**Passage fourni**

Le Dernier Vœu, la genèse d’un mythe : quand la fantasy retrouve sa parole originelle

Avec Le Dernier Vœu, premier recueil de nouvelles consacré au sorceleur Geralt de Riv, Andrzej Sapkowski inaugure l’une des œuvres les plus marquantes de la fantasy moderne. Loin des codes anglo-saxons de l’heroic fantasy traditionnelle, ce texte hybride, profondément européen, propose une réécriture savante du conte, un questionnement sur la nature du héros et un art de la narration qui place la parole au cœur du mythe. Dans ces récits, l’imaginaire cesse d’être une simple échappatoire ; il devient un instrument de lucidité, un miroir ironique tendu au réel.

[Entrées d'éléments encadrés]
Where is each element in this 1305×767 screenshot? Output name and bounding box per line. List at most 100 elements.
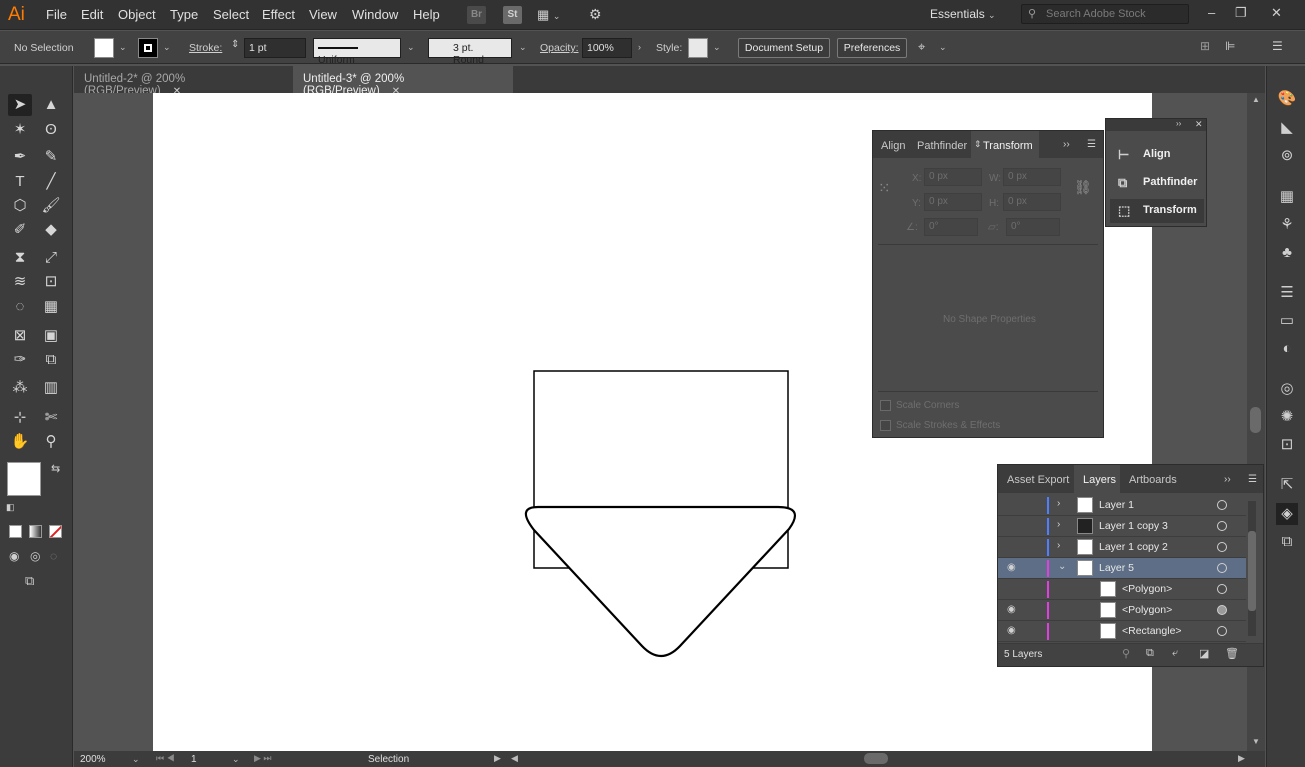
scrollbar-thumb[interactable] — [1250, 407, 1261, 433]
type-tool-icon[interactable]: T — [8, 171, 32, 193]
scale-strokes-checkbox[interactable] — [880, 420, 891, 431]
document-setup-button[interactable]: Document Setup — [738, 38, 830, 58]
transparency-icon[interactable]: ◐ — [1276, 338, 1298, 360]
zoom-level[interactable]: 200% — [80, 754, 106, 765]
control-bar-menu-icon[interactable]: ☰ — [1272, 39, 1283, 53]
menu-window[interactable]: Window — [352, 7, 398, 22]
tab-untitled-2[interactable]: Untitled-2* @ 200% (RGB/Preview) ✕ — [74, 66, 292, 97]
new-sublayer-icon[interactable]: ⤶ — [1172, 647, 1178, 660]
stroke-stepper-icon[interactable]: ⇕ — [231, 39, 239, 50]
reflect-tool-icon[interactable]: ⧗ — [8, 247, 32, 269]
style-swatch[interactable] — [688, 38, 708, 58]
swatches-icon[interactable]: ▦ — [1276, 186, 1298, 208]
y-field[interactable]: 0 px — [924, 193, 982, 211]
close-icon[interactable]: ✕ — [1195, 119, 1203, 130]
stock-search-input[interactable]: ⚲ Search Adobe Stock — [1021, 4, 1189, 24]
layer-name[interactable]: <Rectangle> — [1122, 625, 1182, 637]
trash-icon[interactable]: 🗑 — [1225, 647, 1239, 660]
layer-row[interactable]: ◉ <Polygon> — [998, 600, 1246, 621]
status-menu-icon[interactable]: ▶ — [494, 753, 501, 764]
artboard-dropdown-icon[interactable]: ⌄ — [232, 754, 240, 765]
artboard-number[interactable]: 1 — [191, 754, 197, 765]
line-tool-icon[interactable]: ╱ — [39, 171, 63, 193]
zoom-tool-icon[interactable]: ⚲ — [39, 431, 63, 453]
shaper-tool-icon[interactable]: ✐ — [8, 219, 32, 241]
draw-normal-icon[interactable]: ◉ — [9, 549, 19, 563]
opacity-label[interactable]: Opacity: — [540, 42, 579, 54]
target-icon[interactable] — [1217, 521, 1227, 531]
hand-tool-icon[interactable]: ✋ — [8, 431, 32, 453]
appearance-icon[interactable]: ◎ — [1276, 378, 1298, 400]
curvature-tool-icon[interactable]: ✎ — [39, 146, 63, 168]
expand-icon[interactable]: › — [1057, 519, 1060, 530]
align-options-icon[interactable]: ⊞ — [1200, 39, 1210, 53]
locate-object-icon[interactable]: ⚲ — [1122, 647, 1130, 660]
constrain-proportions-icon[interactable]: ⛓ — [1074, 179, 1092, 196]
preferences-button[interactable]: Preferences — [837, 38, 907, 58]
panel-expand-icon[interactable]: ›› — [1063, 139, 1070, 150]
fill-dropdown-icon[interactable]: ⌄ — [119, 42, 127, 53]
pen-tool-icon[interactable]: ✒ — [8, 146, 32, 168]
gpu-performance-icon[interactable]: ⚙ — [589, 6, 602, 23]
scale-tool-icon[interactable]: ⤢ — [39, 247, 63, 269]
layer-row-selected[interactable]: ◉ ⌄ Layer 5 — [998, 558, 1246, 579]
arrange-icon[interactable]: ⌖ — [918, 39, 925, 55]
layer-name[interactable]: Layer 1 copy 2 — [1099, 541, 1168, 553]
flyout-transform[interactable]: ⬚ Transform — [1110, 199, 1204, 223]
visibility-eye-icon[interactable]: ◉ — [1007, 562, 1021, 573]
color-mode-icon[interactable] — [9, 525, 22, 538]
x-field[interactable]: 0 px — [924, 168, 982, 186]
tab-untitled-3[interactable]: Untitled-3* @ 200% (RGB/Preview) ✕ — [293, 66, 513, 97]
layer-name[interactable]: Layer 1 — [1099, 499, 1134, 511]
expand-panels-icon[interactable]: ›› — [1176, 119, 1181, 128]
flyout-pathfinder[interactable]: ⧉ Pathfinder — [1110, 171, 1204, 195]
menu-type[interactable]: Type — [170, 7, 198, 22]
arrange-documents-icon[interactable]: ▦ ⌄ — [537, 7, 560, 23]
panel-menu-icon[interactable]: ☰ — [1087, 139, 1096, 150]
menu-effect[interactable]: Effect — [262, 7, 295, 22]
color-panel-icon[interactable]: 🎨 — [1276, 88, 1298, 110]
stroke-weight-field[interactable]: 1 pt — [244, 38, 306, 58]
symbols-icon[interactable]: ♣ — [1276, 242, 1298, 264]
layers-icon[interactable]: ◈ — [1276, 503, 1298, 525]
target-icon[interactable] — [1217, 626, 1227, 636]
gradient-tool-icon[interactable]: ▣ — [39, 325, 63, 347]
swap-colors-icon[interactable]: ⇆ — [51, 462, 60, 475]
restore-icon[interactable]: ❐ — [1235, 5, 1247, 21]
tab-align[interactable]: Align — [873, 131, 912, 158]
arrange-dropdown-icon[interactable]: ⌄ — [939, 42, 947, 53]
stock-button[interactable]: St — [503, 6, 522, 24]
menu-object[interactable]: Object — [118, 7, 156, 22]
artboards-icon[interactable]: ⧉ — [1276, 531, 1298, 553]
paintbrush-tool-icon[interactable]: 🖌 — [39, 195, 63, 217]
brush-dropdown-icon[interactable]: ⌄ — [519, 42, 527, 53]
brush-select[interactable]: 3 pt. Round — [428, 38, 512, 66]
w-field[interactable]: 0 px — [1003, 168, 1061, 186]
scroll-down-icon[interactable]: ▼ — [1252, 737, 1260, 746]
asset-export-icon[interactable]: ⊡ — [1276, 434, 1298, 456]
free-transform-tool-icon[interactable]: ⊡ — [39, 271, 63, 293]
magic-wand-tool-icon[interactable]: ✶ — [8, 119, 32, 141]
flyout-align[interactable]: ⊢ Align — [1110, 143, 1204, 167]
visibility-eye-icon[interactable]: ◉ — [1007, 625, 1021, 636]
layer-name[interactable]: Layer 5 — [1099, 562, 1134, 574]
tab-layers[interactable]: Layers — [1074, 465, 1126, 493]
column-graph-tool-icon[interactable]: ▥ — [39, 377, 63, 399]
panel-expand-icon[interactable]: ›› — [1224, 474, 1231, 485]
layer-row[interactable]: › Layer 1 copy 3 — [998, 516, 1246, 537]
scroll-up-icon[interactable]: ▲ — [1252, 95, 1260, 104]
gradient-panel-icon[interactable]: ▭ — [1276, 310, 1298, 332]
clipping-mask-icon[interactable]: ⧉ — [1146, 647, 1154, 660]
slice-tool-icon[interactable]: ✄ — [39, 407, 63, 429]
menu-view[interactable]: View — [309, 7, 337, 22]
symbol-sprayer-tool-icon[interactable]: ⁂ — [8, 377, 32, 399]
artboard-tool-icon[interactable]: ⊹ — [8, 407, 32, 429]
stroke-profile-select[interactable]: Uniform — [313, 38, 401, 66]
horizontal-scrollbar-thumb[interactable] — [864, 753, 888, 764]
menu-select[interactable]: Select — [213, 7, 249, 22]
tab-asset-export[interactable]: Asset Export — [998, 465, 1079, 493]
menu-edit[interactable]: Edit — [81, 7, 103, 22]
bridge-button[interactable]: Br — [467, 6, 486, 24]
layer-row[interactable]: › Layer 1 — [998, 495, 1246, 516]
screen-mode-icon[interactable]: ⧉ — [25, 573, 34, 589]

**Énoncé de l'exercice**
D'après le texte sur Le Dernier Vœu, à quel personnage ce premier recueil de nouvelles est-il consacré ? Les entrées ne servent à aucune consigne de cet exercice.

**Résultat**
Au sorceleur Geralt de Riv.